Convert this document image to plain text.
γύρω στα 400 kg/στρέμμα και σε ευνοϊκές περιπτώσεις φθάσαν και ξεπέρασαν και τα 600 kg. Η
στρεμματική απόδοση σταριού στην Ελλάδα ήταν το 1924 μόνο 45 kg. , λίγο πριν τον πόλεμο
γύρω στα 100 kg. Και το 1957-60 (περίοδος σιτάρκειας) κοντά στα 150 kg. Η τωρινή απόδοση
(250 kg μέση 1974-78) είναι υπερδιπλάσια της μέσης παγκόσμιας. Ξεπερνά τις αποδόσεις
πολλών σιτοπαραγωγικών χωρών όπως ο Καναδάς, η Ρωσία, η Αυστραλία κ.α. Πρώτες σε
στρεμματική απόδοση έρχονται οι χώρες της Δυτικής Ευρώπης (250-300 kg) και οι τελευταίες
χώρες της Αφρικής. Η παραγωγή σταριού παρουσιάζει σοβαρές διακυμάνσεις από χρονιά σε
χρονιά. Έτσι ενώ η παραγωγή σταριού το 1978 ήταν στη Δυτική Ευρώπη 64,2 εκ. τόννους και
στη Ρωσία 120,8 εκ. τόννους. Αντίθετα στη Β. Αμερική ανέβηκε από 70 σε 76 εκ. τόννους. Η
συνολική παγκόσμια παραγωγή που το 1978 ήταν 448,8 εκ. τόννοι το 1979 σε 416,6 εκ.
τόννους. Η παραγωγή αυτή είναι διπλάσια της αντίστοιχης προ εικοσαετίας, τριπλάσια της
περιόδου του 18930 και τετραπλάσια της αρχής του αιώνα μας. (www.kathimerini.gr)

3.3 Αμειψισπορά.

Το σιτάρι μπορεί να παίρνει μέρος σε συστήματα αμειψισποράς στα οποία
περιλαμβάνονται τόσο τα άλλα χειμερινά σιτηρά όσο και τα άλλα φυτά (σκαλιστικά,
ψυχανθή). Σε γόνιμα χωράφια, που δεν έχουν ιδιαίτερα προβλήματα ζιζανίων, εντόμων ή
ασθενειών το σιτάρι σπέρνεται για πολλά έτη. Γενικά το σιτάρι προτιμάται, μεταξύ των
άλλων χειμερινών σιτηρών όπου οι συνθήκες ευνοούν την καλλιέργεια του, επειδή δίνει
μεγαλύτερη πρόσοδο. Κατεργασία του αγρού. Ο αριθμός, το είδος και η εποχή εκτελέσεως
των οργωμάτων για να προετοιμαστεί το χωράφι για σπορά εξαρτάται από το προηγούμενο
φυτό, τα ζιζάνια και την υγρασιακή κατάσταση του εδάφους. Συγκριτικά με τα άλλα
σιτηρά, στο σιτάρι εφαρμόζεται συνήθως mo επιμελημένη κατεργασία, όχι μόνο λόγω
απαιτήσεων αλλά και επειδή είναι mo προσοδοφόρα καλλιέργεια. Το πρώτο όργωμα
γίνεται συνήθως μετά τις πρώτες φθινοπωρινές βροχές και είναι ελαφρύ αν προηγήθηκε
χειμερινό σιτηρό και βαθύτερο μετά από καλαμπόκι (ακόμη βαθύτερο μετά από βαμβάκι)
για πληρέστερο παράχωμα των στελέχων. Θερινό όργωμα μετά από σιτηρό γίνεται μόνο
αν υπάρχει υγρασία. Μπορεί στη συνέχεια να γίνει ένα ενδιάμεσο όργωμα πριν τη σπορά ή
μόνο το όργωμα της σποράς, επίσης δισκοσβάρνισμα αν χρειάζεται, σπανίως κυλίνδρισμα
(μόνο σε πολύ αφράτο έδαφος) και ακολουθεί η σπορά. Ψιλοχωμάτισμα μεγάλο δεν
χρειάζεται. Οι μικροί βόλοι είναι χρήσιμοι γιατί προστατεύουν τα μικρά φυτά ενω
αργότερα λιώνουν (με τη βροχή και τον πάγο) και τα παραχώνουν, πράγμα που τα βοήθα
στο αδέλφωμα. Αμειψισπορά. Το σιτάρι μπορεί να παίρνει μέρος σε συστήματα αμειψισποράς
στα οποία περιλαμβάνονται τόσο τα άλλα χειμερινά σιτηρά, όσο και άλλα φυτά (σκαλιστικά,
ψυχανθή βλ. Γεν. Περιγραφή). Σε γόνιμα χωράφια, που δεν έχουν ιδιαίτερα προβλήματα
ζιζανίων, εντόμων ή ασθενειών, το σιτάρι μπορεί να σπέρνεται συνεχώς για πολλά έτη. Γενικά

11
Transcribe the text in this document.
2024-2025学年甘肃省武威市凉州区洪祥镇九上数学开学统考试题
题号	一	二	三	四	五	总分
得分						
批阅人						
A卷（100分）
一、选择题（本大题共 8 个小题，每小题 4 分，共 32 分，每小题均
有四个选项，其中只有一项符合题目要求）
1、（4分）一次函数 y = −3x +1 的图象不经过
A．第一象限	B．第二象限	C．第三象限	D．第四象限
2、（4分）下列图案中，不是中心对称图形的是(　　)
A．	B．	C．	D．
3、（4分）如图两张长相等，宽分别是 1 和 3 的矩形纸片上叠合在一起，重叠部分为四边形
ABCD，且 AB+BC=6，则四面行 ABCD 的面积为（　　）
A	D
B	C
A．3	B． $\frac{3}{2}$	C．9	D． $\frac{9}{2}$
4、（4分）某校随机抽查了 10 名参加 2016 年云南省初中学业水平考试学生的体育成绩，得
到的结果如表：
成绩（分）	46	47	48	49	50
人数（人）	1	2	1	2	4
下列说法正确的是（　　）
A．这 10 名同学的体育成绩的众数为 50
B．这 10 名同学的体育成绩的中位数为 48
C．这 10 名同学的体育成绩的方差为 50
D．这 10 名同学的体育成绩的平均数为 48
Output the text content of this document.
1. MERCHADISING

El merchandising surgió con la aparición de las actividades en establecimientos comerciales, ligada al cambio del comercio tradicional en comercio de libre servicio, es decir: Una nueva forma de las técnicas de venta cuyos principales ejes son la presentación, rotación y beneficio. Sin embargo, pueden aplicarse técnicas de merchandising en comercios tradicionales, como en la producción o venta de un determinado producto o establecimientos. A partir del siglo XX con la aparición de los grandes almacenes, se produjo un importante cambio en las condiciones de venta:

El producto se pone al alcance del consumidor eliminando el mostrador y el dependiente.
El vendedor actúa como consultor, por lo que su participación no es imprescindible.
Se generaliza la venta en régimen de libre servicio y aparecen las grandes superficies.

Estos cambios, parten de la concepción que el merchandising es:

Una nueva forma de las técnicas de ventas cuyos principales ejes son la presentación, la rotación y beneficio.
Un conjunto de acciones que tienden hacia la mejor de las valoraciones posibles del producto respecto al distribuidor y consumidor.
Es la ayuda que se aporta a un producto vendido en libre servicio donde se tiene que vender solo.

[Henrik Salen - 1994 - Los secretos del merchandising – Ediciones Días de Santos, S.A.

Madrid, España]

* **OBJECTIVE**:
All of the data needs to be reproduced exactly, with no line missing.

* **CORRECT ANSWER**:
Convert this document image to plain text.
γύρω στα 400 kg/στρέμμα και σε ευνοϊκές περιπτώσεις φθάσαν και ξεπέρασαν και τα 600 kg. Η
στρεμματική απόδοση σταριού στην Ελλάδα ήταν το 1924 μόνο 45 kg. , λίγο πριν τον πόλεμο
γύρω στα 100 kg. Και το 1957-60 (περίοδος σιτάρκειας) κοντά στα 150 kg. Η τωρινή απόδοση
(250 kg μέση 1974-78) είναι υπερδιπλάσια της μέσης παγκόσμιας. Ξεπερνά τις αποδόσεις
πολλών σιτοπαραγωγικών χωρών όπως ο Καναδάς, η Ρωσία, η Αυστραλία κ.α. Πρώτες σε
στρεμματική απόδοση έρχονται οι χώρες της Δυτικής Ευρώπης (250-300 kg) και οι τελευταίες
χώρες της Αφρικής. Η παραγωγή σταριού παρουσιάζει σοβαρές διακυμάνσεις από χρονιά σε
χρονιά. Έτσι ενώ η παραγωγή σταριού το 1978 ήταν στη Δυτική Ευρώπη 64,2 εκ. τόννους και
στη Ρωσία 120,8 εκ. τόννους. Αντίθετα στη Β. Αμερική ανέβηκε από 70 σε 76 εκ. τόννους. Η
συνολική παγκόσμια παραγωγή που το 1978 ήταν 448,8 εκ. τόννοι το 1979 σε 416,6 εκ.
τόννους. Η παραγωγή αυτή είναι διπλάσια της αντίστοιχης προ εικοσαετίας, τριπλάσια της
περιόδου του 18930 και τετραπλάσια της αρχής του αιώνα μας. (www.kathimerini.gr)

3.3 Αμειψισπορά.

Το σιτάρι μπορεί να παίρνει μέρος σε συστήματα αμειψισποράς στα οποία
περιλαμβάνονται τόσο τα άλλα χειμερινά σιτηρά όσο και τα άλλα φυτά (σκαλιστικά,
ψυχανθή). Σε γόνιμα χωράφια, που δεν έχουν ιδιαίτερα προβλήματα ζιζανίων, εντόμων ή
ασθενειών το σιτάρι σπέρνεται για πολλά έτη. Γενικά το σιτάρι προτιμάται, μεταξύ των
άλλων χειμερινών σιτηρών όπου οι συνθήκες ευνοούν την καλλιέργεια του, επειδή δίνει
μεγαλύτερη πρόσοδο. Κατεργασία του αγρού. Ο αριθμός, το είδος και η εποχή εκτελέσεως
των οργωμάτων για να προετοιμαστεί το χωράφι για σπορά εξαρτάται από το προηγούμενο
φυτό, τα ζιζάνια και την υγρασιακή κατάσταση του εδάφους. Συγκριτικά με τα άλλα
σιτηρά, στο σιτάρι εφαρμόζεται συνήθως mo επιμελημένη κατεργασία, όχι μόνο λόγω
απαιτήσεων αλλά και επειδή είναι mo προσοδοφόρα καλλιέργεια. Το πρώτο όργωμα
γίνεται συνήθως μετά τις πρώτες φθινοπωρινές βροχές και είναι ελαφρύ αν προηγήθηκε
χειμερινό σιτηρό και βαθύτερο μετά από καλαμπόκι (ακόμη βαθύτερο μετά από βαμβάκι)
για πληρέστερο παράχωμα των στελέχων. Θερινό όργωμα μετά από σιτηρό γίνεται μόνο
αν υπάρχει υγρασία. Μπορεί στη συνέχεια να γίνει ένα ενδιάμεσο όργωμα πριν τη σπορά ή
μόνο το όργωμα της σποράς, επίσης δισκοσβάρνισμα αν χρειάζεται, σπανίως κυλίνδρισμα
(μόνο σε πολύ αφράτο έδαφος) και ακολουθεί η σπορά. Ψιλοχωμάτισμα μεγάλο δεν
χρειάζεται. Οι μικροί βόλοι είναι χρήσιμοι γιατί προστατεύουν τα μικρά φυτά ενω
αργότερα λιώνουν (με τη βροχή και τον πάγο) και τα παραχώνουν, πράγμα που τα βοήθα
στο αδέλφωμα. Αμειψισπορά. Το σιτάρι μπορεί να παίρνει μέρος σε συστήματα αμειψισποράς
στα οποία περιλαμβάνονται τόσο τα άλλα χειμερινά σιτηρά, όσο και άλλα φυτά (σκαλιστικά,
ψυχανθή βλ. Γεν. Περιγραφή). Σε γόνιμα χωράφια, που δεν έχουν ιδιαίτερα προβλήματα
ζιζανίων, εντόμων ή ασθενειών, το σιτάρι μπορεί να σπέρνεται συνεχώς για πολλά έτη. Γενικά

11
Transcribe the text in this document.
2024-2025学年甘肃省武威市凉州区洪祥镇九上数学开学统考试题
题号	一	二	三	四	五	总分
得分						
批阅人						
A卷（100分）
一、选择题（本大题共 8 个小题，每小题 4 分，共 32 分，每小题均
有四个选项，其中只有一项符合题目要求）
1、（4分）一次函数 y = −3x +1 的图象不经过
A．第一象限	B．第二象限	C．第三象限	D．第四象限
2、（4分）下列图案中，不是中心对称图形的是(　　)
A．	B．	C．	D．
3、（4分）如图两张长相等，宽分别是 1 和 3 的矩形纸片上叠合在一起，重叠部分为四边形
ABCD，且 AB+BC=6，则四面行 ABCD 的面积为（　　）
A	D
B	C
A．3	B． $\frac{3}{2}$	C．9	D． $\frac{9}{2}$
4、（4分）某校随机抽查了 10 名参加 2016 年云南省初中学业水平考试学生的体育成绩，得
到的结果如表：
成绩（分）	46	47	48	49	50
人数（人）	1	2	1	2	4
下列说法正确的是（　　）
A．这 10 名同学的体育成绩的众数为 50
B．这 10 名同学的体育成绩的中位数为 48
C．这 10 名同学的体育成绩的方差为 50
D．这 10 名同学的体育成绩的平均数为 48
Output the text content of this document.
1. MERCHADISING

El merchandising surgió con la aparición de las actividades en establecimientos comerciales, ligada al cambio del comercio tradicional en comercio de libre servicio, es decir: Una nueva forma de las técnicas de venta cuyos principales ejes son la presentación, rotación y beneficio. Sin embargo, pueden aplicarse técnicas de merchandising en comercios tradicionales, como en la producción o venta de un determinado producto o establecimientos. A partir del siglo XX con la aparición de los grandes almacenes, se produjo un importante cambio en las condiciones de venta:

El producto se pone al alcance del consumidor eliminando el mostrador y el dependiente.
El vendedor actúa como consultor, por lo que su participación no es imprescindible.
Se generaliza la venta en régimen de libre servicio y aparecen las grandes superficies.

Estos cambios, parten de la concepción que el merchandising es:

Una nueva forma de las técnicas de ventas cuyos principales ejes son la presentación, la rotación y beneficio.
Un conjunto de acciones que tienden hacia la mejor de las valoraciones posibles del producto respecto al distribuidor y consumidor.
Es la ayuda que se aporta a un producto vendido en libre servicio donde se tiene que vender solo.

[Henrik Salen - 1994 - Los secretos del merchandising – Ediciones Días de Santos, S.A.

Madrid, España]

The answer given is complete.